▶ **EXERCISE**: Find every line with "Else" in it, then report how many there are and nothing more.

▶ **STORED ROWS**:
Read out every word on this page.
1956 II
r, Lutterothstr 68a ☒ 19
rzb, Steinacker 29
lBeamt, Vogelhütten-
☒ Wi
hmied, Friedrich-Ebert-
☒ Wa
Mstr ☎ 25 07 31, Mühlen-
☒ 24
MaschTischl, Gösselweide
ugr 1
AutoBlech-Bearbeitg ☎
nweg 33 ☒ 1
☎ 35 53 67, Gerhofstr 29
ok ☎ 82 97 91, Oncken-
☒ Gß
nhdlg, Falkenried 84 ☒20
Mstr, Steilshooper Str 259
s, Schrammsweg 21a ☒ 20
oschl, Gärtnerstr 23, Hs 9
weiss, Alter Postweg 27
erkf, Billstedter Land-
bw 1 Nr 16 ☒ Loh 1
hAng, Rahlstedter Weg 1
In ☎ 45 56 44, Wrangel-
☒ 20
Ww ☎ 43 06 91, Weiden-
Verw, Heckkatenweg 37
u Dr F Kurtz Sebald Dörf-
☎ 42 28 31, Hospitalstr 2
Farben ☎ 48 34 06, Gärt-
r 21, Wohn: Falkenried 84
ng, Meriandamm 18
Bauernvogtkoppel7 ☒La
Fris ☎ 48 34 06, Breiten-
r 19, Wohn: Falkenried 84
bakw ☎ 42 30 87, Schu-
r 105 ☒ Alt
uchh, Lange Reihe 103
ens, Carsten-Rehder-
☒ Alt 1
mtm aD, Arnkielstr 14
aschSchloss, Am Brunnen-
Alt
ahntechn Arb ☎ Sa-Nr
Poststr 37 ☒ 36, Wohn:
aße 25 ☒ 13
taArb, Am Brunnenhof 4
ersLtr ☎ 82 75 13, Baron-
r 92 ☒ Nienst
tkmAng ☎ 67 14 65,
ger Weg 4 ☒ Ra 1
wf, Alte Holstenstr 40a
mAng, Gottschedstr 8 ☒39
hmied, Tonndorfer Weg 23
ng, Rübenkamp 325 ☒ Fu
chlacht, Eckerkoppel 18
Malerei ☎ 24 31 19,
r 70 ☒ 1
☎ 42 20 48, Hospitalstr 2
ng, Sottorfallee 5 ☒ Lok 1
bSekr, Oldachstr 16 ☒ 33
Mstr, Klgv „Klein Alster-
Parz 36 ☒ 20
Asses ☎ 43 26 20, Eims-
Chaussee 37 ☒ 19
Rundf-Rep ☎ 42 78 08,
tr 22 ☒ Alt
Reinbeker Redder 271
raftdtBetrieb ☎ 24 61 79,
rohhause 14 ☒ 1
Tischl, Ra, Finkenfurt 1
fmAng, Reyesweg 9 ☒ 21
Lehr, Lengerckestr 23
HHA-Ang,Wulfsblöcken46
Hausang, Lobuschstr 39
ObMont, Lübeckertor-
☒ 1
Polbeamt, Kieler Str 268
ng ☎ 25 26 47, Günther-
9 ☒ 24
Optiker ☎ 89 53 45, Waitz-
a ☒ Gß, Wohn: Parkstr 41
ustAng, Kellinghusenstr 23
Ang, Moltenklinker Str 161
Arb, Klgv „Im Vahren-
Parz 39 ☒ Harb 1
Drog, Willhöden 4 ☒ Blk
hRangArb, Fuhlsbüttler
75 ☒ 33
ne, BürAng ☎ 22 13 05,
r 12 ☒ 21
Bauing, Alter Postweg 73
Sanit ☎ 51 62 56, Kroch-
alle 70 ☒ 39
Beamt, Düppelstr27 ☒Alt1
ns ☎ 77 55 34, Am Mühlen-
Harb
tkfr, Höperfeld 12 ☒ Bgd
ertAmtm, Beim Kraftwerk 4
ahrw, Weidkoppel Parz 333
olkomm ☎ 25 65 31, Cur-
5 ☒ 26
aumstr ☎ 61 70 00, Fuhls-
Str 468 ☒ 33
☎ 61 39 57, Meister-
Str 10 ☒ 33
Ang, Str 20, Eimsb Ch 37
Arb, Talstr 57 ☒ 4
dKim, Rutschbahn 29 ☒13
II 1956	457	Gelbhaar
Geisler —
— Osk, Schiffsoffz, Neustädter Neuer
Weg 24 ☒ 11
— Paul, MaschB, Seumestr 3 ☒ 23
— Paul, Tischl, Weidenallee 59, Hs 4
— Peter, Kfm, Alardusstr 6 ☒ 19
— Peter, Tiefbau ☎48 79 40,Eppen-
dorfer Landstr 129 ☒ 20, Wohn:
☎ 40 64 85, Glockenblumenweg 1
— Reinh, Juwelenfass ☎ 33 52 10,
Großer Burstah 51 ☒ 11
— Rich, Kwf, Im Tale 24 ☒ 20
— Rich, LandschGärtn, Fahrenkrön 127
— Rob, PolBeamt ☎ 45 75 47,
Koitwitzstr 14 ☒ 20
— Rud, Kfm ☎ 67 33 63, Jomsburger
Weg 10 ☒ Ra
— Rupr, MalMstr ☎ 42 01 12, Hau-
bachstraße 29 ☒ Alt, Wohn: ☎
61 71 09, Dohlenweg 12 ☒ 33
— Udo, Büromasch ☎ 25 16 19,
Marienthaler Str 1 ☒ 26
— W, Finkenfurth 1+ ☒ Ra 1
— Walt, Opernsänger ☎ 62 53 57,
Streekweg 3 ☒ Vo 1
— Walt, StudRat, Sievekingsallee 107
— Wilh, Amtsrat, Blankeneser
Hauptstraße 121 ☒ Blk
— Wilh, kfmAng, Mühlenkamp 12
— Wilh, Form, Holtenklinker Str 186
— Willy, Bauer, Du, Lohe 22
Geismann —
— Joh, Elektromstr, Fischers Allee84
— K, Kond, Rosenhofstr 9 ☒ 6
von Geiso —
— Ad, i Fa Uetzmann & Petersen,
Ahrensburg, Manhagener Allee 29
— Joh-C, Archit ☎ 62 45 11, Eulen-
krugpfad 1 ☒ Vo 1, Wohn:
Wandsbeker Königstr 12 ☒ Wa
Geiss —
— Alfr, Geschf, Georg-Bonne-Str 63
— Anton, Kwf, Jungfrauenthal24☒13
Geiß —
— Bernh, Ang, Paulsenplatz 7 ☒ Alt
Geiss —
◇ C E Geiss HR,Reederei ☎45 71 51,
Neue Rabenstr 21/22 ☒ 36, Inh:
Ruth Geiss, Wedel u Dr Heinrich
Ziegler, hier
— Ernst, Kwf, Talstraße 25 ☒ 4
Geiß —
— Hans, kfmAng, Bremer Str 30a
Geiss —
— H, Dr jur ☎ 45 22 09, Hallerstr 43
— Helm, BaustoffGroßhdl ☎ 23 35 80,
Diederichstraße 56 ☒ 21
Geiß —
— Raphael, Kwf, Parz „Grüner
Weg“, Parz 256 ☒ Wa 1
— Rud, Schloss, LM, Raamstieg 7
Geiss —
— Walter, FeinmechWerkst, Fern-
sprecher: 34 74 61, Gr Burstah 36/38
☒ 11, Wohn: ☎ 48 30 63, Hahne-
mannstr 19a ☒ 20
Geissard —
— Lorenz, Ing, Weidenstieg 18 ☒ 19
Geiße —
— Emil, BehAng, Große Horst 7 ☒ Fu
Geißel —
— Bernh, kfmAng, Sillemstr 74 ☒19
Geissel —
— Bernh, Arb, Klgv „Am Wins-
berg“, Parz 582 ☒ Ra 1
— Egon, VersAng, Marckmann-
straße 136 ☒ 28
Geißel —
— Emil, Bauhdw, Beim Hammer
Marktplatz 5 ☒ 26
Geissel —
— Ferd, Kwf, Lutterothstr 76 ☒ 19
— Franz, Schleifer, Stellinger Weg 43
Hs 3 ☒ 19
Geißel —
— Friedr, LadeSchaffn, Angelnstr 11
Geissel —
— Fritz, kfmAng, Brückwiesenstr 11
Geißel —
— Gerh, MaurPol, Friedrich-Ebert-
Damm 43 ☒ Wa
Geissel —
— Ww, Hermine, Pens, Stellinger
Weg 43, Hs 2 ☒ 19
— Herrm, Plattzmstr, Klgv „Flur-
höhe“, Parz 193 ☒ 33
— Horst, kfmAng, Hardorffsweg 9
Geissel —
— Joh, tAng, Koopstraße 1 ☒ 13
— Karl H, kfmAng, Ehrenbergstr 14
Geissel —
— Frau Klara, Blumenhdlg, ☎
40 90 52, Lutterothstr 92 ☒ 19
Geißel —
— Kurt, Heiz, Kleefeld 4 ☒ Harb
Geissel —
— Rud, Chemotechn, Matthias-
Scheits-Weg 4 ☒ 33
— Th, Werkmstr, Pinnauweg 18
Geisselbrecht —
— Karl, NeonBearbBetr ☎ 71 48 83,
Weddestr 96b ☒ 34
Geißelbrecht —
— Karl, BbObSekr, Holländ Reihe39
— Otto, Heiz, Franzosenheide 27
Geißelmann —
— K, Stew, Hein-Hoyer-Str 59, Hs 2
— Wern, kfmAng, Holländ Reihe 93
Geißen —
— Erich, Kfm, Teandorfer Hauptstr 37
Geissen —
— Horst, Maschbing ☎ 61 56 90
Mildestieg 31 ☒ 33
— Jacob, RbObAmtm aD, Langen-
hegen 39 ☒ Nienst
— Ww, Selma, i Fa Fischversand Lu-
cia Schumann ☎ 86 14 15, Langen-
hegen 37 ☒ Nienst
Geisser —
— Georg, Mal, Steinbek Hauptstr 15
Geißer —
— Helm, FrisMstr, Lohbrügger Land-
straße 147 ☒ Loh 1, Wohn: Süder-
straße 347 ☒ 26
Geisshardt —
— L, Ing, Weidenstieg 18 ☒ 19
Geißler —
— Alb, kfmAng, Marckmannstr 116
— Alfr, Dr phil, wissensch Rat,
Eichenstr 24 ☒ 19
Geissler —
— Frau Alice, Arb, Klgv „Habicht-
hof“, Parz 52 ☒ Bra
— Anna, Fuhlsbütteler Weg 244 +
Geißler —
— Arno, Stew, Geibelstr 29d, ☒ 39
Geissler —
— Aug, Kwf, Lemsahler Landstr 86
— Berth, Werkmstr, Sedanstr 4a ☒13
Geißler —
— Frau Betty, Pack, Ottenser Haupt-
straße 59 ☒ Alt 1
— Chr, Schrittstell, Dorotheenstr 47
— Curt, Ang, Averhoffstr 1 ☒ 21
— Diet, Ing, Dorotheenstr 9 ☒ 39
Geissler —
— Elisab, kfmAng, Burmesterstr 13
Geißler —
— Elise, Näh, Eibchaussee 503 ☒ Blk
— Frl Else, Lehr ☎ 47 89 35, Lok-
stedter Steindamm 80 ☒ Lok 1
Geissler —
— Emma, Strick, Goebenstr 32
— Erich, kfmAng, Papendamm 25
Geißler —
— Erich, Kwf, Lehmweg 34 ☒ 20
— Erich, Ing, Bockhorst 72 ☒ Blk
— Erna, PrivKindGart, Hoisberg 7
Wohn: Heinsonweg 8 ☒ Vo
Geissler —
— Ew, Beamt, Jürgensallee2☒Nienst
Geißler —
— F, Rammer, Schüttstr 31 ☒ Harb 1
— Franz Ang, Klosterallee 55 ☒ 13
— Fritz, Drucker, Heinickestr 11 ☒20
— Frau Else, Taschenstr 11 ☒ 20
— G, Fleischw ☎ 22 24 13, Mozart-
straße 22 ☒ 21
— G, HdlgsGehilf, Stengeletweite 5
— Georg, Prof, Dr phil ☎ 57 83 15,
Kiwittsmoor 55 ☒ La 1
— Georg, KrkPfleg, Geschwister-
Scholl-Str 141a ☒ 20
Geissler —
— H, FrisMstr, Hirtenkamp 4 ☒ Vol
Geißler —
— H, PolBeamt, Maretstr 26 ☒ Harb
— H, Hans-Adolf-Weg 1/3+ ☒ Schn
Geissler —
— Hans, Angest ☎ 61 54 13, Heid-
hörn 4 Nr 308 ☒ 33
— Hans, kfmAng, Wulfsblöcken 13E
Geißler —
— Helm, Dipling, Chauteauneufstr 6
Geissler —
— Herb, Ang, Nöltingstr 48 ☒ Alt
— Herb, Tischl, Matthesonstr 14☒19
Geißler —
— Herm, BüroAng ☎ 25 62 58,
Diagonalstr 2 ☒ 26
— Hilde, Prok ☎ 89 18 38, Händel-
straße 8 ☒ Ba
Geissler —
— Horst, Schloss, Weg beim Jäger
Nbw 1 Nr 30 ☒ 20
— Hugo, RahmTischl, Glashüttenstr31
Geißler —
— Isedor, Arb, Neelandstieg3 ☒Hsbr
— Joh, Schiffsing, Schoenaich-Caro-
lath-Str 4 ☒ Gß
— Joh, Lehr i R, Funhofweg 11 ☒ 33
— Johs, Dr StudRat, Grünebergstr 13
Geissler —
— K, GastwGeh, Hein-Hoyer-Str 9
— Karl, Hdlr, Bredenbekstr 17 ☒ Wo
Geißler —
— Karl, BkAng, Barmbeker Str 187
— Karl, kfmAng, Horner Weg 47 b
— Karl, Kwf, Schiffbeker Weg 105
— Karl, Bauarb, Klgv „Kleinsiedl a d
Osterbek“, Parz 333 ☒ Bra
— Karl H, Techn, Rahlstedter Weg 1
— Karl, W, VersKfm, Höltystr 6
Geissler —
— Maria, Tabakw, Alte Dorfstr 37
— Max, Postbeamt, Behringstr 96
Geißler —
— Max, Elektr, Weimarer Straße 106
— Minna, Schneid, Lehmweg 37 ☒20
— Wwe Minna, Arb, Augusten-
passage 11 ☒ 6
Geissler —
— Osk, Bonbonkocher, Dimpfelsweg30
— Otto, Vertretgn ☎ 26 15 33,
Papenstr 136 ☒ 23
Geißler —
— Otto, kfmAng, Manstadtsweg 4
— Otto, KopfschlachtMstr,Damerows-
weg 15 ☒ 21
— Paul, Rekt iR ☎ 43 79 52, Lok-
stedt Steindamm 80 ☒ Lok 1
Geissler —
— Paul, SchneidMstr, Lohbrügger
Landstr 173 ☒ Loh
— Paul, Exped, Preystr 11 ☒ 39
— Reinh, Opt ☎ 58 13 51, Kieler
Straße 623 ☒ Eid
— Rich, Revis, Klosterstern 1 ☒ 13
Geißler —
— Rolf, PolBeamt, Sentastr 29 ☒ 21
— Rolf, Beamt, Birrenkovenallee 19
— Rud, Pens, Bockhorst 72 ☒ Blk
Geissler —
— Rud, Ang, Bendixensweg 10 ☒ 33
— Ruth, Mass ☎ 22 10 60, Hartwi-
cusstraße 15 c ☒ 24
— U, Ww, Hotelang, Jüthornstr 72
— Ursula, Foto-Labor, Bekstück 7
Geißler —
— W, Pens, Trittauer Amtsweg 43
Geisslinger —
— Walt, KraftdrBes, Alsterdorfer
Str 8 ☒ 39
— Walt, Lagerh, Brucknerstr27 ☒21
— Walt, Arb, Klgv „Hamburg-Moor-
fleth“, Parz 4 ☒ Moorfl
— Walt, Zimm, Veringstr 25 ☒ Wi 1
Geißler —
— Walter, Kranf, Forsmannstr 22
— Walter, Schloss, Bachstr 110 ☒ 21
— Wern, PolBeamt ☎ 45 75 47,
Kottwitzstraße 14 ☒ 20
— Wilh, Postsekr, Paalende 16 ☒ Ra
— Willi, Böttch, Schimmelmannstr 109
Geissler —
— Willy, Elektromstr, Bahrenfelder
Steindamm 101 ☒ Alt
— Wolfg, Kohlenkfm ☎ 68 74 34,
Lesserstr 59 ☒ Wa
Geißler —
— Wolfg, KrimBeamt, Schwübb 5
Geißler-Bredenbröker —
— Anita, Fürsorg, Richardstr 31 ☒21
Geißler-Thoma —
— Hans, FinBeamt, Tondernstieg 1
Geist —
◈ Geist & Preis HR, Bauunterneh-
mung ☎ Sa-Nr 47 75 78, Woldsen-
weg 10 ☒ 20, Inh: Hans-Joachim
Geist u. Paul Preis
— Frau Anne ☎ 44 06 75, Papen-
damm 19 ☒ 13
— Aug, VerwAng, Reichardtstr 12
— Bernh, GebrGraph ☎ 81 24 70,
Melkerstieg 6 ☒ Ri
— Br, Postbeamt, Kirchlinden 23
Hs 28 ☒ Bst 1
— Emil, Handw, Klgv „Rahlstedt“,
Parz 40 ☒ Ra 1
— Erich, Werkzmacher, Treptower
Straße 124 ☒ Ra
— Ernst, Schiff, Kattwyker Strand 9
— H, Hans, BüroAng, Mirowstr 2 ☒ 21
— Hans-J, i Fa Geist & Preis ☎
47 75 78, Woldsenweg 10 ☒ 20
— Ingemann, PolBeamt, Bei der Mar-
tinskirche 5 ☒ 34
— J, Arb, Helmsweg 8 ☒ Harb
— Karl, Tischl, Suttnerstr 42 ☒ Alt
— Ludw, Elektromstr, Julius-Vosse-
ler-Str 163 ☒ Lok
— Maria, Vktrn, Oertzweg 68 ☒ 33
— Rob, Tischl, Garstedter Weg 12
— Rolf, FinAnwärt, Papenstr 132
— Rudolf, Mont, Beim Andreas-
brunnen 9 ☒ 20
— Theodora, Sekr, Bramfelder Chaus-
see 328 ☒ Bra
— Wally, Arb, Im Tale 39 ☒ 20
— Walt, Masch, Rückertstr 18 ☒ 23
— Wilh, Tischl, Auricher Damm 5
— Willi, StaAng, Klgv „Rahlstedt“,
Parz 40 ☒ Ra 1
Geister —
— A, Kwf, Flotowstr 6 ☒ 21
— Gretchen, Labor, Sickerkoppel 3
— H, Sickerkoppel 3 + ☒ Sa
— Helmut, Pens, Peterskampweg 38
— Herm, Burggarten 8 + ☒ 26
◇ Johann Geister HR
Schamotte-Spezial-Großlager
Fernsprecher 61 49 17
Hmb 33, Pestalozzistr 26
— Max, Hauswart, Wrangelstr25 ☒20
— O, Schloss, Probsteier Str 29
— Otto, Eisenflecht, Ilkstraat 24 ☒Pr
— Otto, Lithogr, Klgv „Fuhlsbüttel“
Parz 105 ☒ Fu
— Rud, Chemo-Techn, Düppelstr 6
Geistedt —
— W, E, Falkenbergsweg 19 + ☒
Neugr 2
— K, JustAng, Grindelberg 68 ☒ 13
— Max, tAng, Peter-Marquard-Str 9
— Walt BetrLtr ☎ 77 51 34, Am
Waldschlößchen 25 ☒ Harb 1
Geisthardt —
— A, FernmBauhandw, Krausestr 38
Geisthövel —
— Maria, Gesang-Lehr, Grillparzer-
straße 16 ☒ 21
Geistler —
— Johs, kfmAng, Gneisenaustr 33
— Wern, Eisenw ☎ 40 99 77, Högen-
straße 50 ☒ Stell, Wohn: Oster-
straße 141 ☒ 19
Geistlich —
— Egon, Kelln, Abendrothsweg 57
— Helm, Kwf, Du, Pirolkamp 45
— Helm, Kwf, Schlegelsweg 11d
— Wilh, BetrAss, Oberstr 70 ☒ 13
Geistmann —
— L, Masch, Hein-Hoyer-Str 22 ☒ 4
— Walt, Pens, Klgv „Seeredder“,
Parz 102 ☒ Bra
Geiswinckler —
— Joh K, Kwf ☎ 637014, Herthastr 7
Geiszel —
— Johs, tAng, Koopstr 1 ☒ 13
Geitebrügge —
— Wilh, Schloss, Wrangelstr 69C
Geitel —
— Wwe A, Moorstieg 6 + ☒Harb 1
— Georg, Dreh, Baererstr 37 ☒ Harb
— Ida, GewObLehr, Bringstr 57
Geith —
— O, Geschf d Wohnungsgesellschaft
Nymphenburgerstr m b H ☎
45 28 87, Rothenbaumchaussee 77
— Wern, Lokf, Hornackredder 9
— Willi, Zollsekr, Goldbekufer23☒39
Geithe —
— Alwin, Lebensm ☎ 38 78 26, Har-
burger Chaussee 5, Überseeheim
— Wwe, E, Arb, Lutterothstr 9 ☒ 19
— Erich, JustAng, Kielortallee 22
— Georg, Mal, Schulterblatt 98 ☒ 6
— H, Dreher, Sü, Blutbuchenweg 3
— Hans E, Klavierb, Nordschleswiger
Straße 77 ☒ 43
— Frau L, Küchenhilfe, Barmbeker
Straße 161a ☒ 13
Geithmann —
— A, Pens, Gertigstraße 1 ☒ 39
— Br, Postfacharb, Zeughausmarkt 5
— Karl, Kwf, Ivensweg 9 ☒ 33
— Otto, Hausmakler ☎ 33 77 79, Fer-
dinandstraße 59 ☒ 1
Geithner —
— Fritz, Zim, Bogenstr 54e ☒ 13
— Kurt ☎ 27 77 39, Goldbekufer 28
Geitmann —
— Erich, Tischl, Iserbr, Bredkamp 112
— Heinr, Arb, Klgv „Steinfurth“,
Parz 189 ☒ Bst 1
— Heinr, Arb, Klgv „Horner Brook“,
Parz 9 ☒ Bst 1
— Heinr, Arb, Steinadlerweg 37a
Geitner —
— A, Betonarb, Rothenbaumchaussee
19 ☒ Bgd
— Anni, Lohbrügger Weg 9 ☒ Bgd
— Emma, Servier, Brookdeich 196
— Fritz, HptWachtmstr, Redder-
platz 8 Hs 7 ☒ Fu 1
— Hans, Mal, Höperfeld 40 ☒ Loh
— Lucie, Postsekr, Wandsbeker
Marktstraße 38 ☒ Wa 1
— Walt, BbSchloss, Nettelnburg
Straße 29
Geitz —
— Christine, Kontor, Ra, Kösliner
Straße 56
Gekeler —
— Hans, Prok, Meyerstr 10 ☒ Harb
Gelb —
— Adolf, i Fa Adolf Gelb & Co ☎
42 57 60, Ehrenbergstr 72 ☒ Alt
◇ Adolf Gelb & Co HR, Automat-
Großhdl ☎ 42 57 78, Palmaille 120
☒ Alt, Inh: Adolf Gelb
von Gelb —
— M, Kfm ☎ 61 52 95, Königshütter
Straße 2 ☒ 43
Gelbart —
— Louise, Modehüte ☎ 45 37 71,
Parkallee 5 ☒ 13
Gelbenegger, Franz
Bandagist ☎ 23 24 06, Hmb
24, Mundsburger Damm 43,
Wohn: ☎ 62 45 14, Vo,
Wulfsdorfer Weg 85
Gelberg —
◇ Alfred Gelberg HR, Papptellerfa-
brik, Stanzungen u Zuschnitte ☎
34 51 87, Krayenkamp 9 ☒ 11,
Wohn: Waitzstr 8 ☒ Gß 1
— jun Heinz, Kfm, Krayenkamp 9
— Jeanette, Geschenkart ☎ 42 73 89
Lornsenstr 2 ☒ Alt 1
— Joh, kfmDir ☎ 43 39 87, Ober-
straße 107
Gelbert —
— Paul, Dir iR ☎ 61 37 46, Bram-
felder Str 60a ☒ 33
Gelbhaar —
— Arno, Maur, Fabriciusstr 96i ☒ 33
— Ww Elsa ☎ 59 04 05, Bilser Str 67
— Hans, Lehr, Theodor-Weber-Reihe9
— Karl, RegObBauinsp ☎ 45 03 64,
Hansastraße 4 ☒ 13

▶ **SOLUTION TO THE PROBLEM**: 2